■ Aim: Output all of the entries below precisely as written.

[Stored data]
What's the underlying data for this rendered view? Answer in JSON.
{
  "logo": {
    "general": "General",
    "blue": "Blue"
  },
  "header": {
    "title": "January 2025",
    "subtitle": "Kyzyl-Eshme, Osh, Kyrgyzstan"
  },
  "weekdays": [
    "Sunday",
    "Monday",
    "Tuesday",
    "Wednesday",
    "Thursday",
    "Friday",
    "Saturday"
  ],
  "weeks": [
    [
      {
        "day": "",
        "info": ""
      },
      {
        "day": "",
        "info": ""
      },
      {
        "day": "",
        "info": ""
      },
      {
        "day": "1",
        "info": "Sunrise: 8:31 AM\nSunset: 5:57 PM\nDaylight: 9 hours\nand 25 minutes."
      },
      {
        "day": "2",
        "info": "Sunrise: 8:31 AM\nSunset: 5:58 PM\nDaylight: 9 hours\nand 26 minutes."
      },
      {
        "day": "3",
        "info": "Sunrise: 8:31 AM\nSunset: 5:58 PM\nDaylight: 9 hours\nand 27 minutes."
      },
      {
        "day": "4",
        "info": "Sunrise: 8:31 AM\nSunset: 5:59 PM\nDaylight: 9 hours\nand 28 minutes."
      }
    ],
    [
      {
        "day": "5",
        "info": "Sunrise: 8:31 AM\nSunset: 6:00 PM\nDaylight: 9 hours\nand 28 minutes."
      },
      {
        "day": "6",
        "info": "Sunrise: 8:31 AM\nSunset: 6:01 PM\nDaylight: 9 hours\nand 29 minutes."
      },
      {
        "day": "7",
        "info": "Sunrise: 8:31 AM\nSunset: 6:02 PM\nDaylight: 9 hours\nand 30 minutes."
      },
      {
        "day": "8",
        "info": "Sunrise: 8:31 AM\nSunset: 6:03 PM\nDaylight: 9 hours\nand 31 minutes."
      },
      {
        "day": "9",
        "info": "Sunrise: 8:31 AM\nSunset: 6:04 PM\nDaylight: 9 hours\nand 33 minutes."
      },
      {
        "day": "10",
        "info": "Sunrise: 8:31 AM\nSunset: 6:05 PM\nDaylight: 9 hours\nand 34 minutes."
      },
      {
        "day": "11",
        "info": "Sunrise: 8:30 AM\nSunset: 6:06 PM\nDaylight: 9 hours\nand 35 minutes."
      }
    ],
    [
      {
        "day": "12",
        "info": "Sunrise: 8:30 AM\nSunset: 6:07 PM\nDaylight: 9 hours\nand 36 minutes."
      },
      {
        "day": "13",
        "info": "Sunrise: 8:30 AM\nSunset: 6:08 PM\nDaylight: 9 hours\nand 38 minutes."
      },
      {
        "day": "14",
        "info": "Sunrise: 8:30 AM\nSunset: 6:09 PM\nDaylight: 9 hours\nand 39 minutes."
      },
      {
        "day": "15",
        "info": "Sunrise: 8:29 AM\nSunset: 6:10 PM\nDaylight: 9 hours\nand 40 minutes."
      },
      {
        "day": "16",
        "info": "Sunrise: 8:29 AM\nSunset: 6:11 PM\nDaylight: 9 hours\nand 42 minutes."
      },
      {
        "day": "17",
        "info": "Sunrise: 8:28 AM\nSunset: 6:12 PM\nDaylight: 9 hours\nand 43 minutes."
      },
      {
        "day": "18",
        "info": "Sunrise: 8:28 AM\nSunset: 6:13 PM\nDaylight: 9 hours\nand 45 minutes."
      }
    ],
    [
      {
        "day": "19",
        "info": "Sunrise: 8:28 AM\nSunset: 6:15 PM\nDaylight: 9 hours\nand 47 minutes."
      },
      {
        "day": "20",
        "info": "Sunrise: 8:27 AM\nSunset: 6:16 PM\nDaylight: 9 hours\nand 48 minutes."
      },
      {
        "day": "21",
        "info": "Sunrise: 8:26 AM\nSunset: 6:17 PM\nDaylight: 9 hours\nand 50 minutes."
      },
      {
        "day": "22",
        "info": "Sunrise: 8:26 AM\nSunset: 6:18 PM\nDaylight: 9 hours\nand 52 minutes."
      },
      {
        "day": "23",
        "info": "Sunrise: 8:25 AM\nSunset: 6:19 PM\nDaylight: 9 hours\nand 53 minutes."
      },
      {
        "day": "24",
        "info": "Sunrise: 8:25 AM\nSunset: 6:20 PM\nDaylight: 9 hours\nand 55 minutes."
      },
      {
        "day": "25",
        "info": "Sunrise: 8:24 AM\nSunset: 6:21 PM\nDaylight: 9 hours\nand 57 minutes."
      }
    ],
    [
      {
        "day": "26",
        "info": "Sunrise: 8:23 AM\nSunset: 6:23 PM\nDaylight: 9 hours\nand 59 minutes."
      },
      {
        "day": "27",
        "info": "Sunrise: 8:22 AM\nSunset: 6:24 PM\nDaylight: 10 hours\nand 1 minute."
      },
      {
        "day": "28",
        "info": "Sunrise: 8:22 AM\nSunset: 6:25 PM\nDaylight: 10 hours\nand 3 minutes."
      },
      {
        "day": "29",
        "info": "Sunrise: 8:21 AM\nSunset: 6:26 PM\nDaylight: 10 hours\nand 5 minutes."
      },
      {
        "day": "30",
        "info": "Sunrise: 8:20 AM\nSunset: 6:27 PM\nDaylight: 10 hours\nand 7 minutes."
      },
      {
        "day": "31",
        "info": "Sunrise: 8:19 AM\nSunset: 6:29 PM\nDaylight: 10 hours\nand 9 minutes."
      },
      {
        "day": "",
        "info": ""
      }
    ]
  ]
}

■ The output:
What's the underlying data for this rendered view? Answer in JSON.
{
  "logo": {
    "general": "General",
    "blue": "Blue"
  },
  "header": {
    "title": "January 2025",
    "subtitle": "Kyzyl-Eshme, Osh, Kyrgyzstan"
  },
  "weekdays": [
    "Sunday",
    "Monday",
    "Tuesday",
    "Wednesday",
    "Thursday",
    "Friday",
    "Saturday"
  ],
  "weeks": [
    [
      {
        "day": "",
        "info": ""
      },
      {
        "day": "",
        "info": ""
      },
      {
        "day": "",
        "info": ""
      },
      {
        "day": "1",
        "info": "Sunrise: 8:31 AM\nSunset: 5:57 PM\nDaylight: 9 hours\nand 25 minutes."
      },
      {
        "day": "2",
        "info": "Sunrise: 8:31 AM\nSunset: 5:58 PM\nDaylight: 9 hours\nand 26 minutes."
      },
      {
        "day": "3",
        "info": "Sunrise: 8:31 AM\nSunset: 5:58 PM\nDaylight: 9 hours\nand 27 minutes."
      },
      {
        "day": "4",
        "info": "Sunrise: 8:31 AM\nSunset: 5:59 PM\nDaylight: 9 hours\nand 28 minutes."
      }
    ],
    [
      {
        "day": "5",
        "info": "Sunrise: 8:31 AM\nSunset: 6:00 PM\nDaylight: 9 hours\nand 28 minutes."
      },
      {
        "day": "6",
        "info": "Sunrise: 8:31 AM\nSunset: 6:01 PM\nDaylight: 9 hours\nand 29 minutes."
      },
      {
        "day": "7",
        "info": "Sunrise: 8:31 AM\nSunset: 6:02 PM\nDaylight: 9 hours\nand 30 minutes."
      },
      {
        "day": "8",
        "info": "Sunrise: 8:31 AM\nSunset: 6:03 PM\nDaylight: 9 hours\nand 31 minutes."
      },
      {
        "day": "9",
        "info": "Sunrise: 8:31 AM\nSunset: 6:04 PM\nDaylight: 9 hours\nand 33 minutes."
      },
      {
        "day": "10",
        "info": "Sunrise: 8:31 AM\nSunset: 6:05 PM\nDaylight: 9 hours\nand 34 minutes."
      },
      {
        "day": "11",
        "info": "Sunrise: 8:30 AM\nSunset: 6:06 PM\nDaylight: 9 hours\nand 35 minutes."
      }
    ],
    [
      {
        "day": "12",
        "info": "Sunrise: 8:30 AM\nSunset: 6:07 PM\nDaylight: 9 hours\nand 36 minutes."
      },
      {
        "day": "13",
        "info": "Sunrise: 8:30 AM\nSunset: 6:08 PM\nDaylight: 9 hours\nand 38 minutes."
      },
      {
        "day": "14",
        "info": "Sunrise: 8:30 AM\nSunset: 6:09 PM\nDaylight: 9 hours\nand 39 minutes."
      },
      {
        "day": "15",
        "info": "Sunrise: 8:29 AM\nSunset: 6:10 PM\nDaylight: 9 hours\nand 40 minutes."
      },
      {
        "day": "16",
        "info": "Sunrise: 8:29 AM\nSunset: 6:11 PM\nDaylight: 9 hours\nand 42 minutes."
      },
      {
        "day": "17",
        "info": "Sunrise: 8:28 AM\nSunset: 6:12 PM\nDaylight: 9 hours\nand 43 minutes."
      },
      {
        "day": "18",
        "info": "Sunrise: 8:28 AM\nSunset: 6:13 PM\nDaylight: 9 hours\nand 45 minutes."
      }
    ],
    [
      {
        "day": "19",
        "info": "Sunrise: 8:28 AM\nSunset: 6:15 PM\nDaylight: 9 hours\nand 47 minutes."
      },
      {
        "day": "20",
        "info": "Sunrise: 8:27 AM\nSunset: 6:16 PM\nDaylight: 9 hours\nand 48 minutes."
      },
      {
        "day": "21",
        "info": "Sunrise: 8:26 AM\nSunset: 6:17 PM\nDaylight: 9 hours\nand 50 minutes."
      },
      {
        "day": "22",
        "info": "Sunrise: 8:26 AM\nSunset: 6:18 PM\nDaylight: 9 hours\nand 52 minutes."
      },
      {
        "day": "23",
        "info": "Sunrise: 8:25 AM\nSunset: 6:19 PM\nDaylight: 9 hours\nand 53 minutes."
      },
      {
        "day": "24",
        "info": "Sunrise: 8:25 AM\nSunset: 6:20 PM\nDaylight: 9 hours\nand 55 minutes."
      },
      {
        "day": "25",
        "info": "Sunrise: 8:24 AM\nSunset: 6:21 PM\nDaylight: 9 hours\nand 57 minutes."
      }
    ],
    [
      {
        "day": "26",
        "info": "Sunrise: 8:23 AM\nSunset: 6:23 PM\nDaylight: 9 hours\nand 59 minutes."
      },
      {
        "day": "27",
        "info": "Sunrise: 8:22 AM\nSunset: 6:24 PM\nDaylight: 10 hours\nand 1 minute."
      },
      {
        "day": "28",
        "info": "Sunrise: 8:22 AM\nSunset: 6:25 PM\nDaylight: 10 hours\nand 3 minutes."
      },
      {
        "day": "29",
        "info": "Sunrise: 8:21 AM\nSunset: 6:26 PM\nDaylight: 10 hours\nand 5 minutes."
      },
      {
        "day": "30",
        "info": "Sunrise: 8:20 AM\nSunset: 6:27 PM\nDaylight: 10 hours\nand 7 minutes."
      },
      {
        "day": "31",
        "info": "Sunrise: 8:19 AM\nSunset: 6:29 PM\nDaylight: 10 hours\nand 9 minutes."
      },
      {
        "day": "",
        "info": ""
      }
    ]
  ]
}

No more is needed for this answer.